Input records:

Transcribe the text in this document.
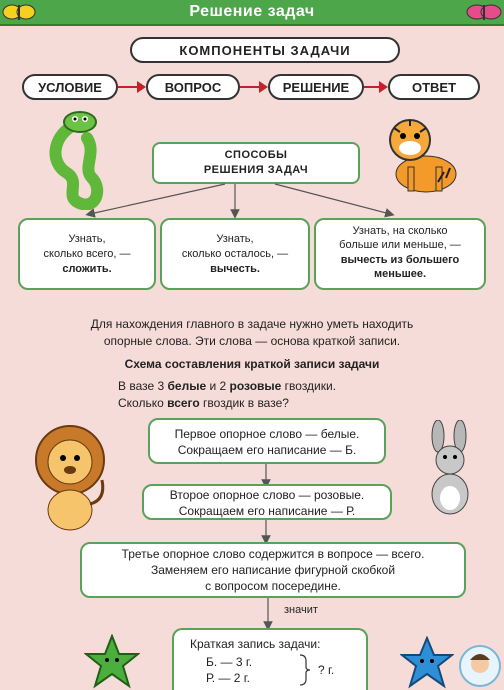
Решение задач
КОМПОНЕНТЫ ЗАДАЧИ
УСЛОВИЕ	ВОПРОС	РЕШЕНИЕ	ОТВЕТ
СПОСОБЫ
РЕШЕНИЯ ЗАДАЧ
Узнать,
сколько всего, —
сложить.
Узнать,
сколько осталось, —
вычесть.
Узнать, на сколько
больше или меньше, —
вычесть из большего
меньшее.
Для нахождения главного в задаче нужно уметь находить
опорные слова. Эти слова — основа краткой записи.
Схема составления краткой записи задачи
В вазе 3 белые и 2 розовые гвоздики.
Сколько всего гвоздик в вазе?
Первое опорное слово — белые.
Сокращаем его написание — Б.
Второе опорное слово — розовые.
Сокращаем его написание — Р.
Третье опорное слово содержится в вопросе — всего.
Заменяем его написание фигурной скобкой
с вопросом посередине.
значит
Краткая запись задачи:
Б. — 3 г.
Р. — 2 г.
? г.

Task description:
Without the pictures, output the full listing exactly as it stands.

Worked answer:
Transcribe the text in this document.
Решение задач
КОМПОНЕНТЫ ЗАДАЧИ
УСЛОВИЕ	ВОПРОС	РЕШЕНИЕ	ОТВЕТ
СПОСОБЫ
РЕШЕНИЯ ЗАДАЧ
Узнать,
сколько всего, —
сложить.
Узнать,
сколько осталось, —
вычесть.
Узнать, на сколько
больше или меньше, —
вычесть из большего
меньшее.
Для нахождения главного в задаче нужно уметь находить
опорные слова. Эти слова — основа краткой записи.
Схема составления краткой записи задачи
В вазе 3 белые и 2 розовые гвоздики.
Сколько всего гвоздик в вазе?
Первое опорное слово — белые.
Сокращаем его написание — Б.
Второе опорное слово — розовые.
Сокращаем его написание — Р.
Третье опорное слово содержится в вопросе — всего.
Заменяем его написание фигурной скобкой
с вопросом посередине.
значит
Краткая запись задачи:
Б. — 3 г.
Р. — 2 г.
? г.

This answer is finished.